__Records for the task__.
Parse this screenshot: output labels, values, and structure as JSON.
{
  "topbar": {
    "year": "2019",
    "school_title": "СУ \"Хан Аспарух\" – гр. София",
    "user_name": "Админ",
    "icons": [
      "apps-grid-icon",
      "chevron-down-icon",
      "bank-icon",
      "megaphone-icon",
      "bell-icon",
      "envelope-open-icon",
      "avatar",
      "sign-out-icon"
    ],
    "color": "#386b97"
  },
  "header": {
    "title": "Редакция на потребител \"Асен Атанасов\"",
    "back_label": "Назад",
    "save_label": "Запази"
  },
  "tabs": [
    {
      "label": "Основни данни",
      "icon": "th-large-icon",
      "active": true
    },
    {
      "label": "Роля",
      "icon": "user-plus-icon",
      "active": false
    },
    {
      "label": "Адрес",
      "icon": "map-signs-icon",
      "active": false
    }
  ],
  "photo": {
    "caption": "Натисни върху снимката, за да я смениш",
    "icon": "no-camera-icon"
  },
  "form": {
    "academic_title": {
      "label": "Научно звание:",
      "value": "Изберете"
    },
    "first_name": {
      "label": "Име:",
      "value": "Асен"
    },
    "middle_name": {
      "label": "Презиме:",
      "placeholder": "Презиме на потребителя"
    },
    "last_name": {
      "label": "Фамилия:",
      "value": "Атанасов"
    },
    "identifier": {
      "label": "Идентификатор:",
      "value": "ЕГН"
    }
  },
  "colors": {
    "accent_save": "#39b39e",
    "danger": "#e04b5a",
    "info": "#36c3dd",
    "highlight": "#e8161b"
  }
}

__Task objective__. Transcribe the material exactly as it reads.

__Response__.
Parse this screenshot: output labels, values, and structure as JSON.
{
  "topbar": {
    "year": "2019",
    "school_title": "СУ \"Хан Аспарух\" – гр. София",
    "user_name": "Админ",
    "icons": [
      "apps-grid-icon",
      "chevron-down-icon",
      "bank-icon",
      "megaphone-icon",
      "bell-icon",
      "envelope-open-icon",
      "avatar",
      "sign-out-icon"
    ],
    "color": "#386b97"
  },
  "header": {
    "title": "Редакция на потребител \"Асен Атанасов\"",
    "back_label": "Назад",
    "save_label": "Запази"
  },
  "tabs": [
    {
      "label": "Основни данни",
      "icon": "th-large-icon",
      "active": true
    },
    {
      "label": "Роля",
      "icon": "user-plus-icon",
      "active": false
    },
    {
      "label": "Адрес",
      "icon": "map-signs-icon",
      "active": false
    }
  ],
  "photo": {
    "caption": "Натисни върху снимката, за да я смениш",
    "icon": "no-camera-icon"
  },
  "form": {
    "academic_title": {
      "label": "Научно звание:",
      "value": "Изберете"
    },
    "first_name": {
      "label": "Име:",
      "value": "Асен"
    },
    "middle_name": {
      "label": "Презиме:",
      "placeholder": "Презиме на потребителя"
    },
    "last_name": {
      "label": "Фамилия:",
      "value": "Атанасов"
    },
    "identifier": {
      "label": "Идентификатор:",
      "value": "ЕГН"
    }
  },
  "colors": {
    "accent_save": "#39b39e",
    "danger": "#e04b5a",
    "info": "#36c3dd",
    "highlight": "#e8161b"
  }
}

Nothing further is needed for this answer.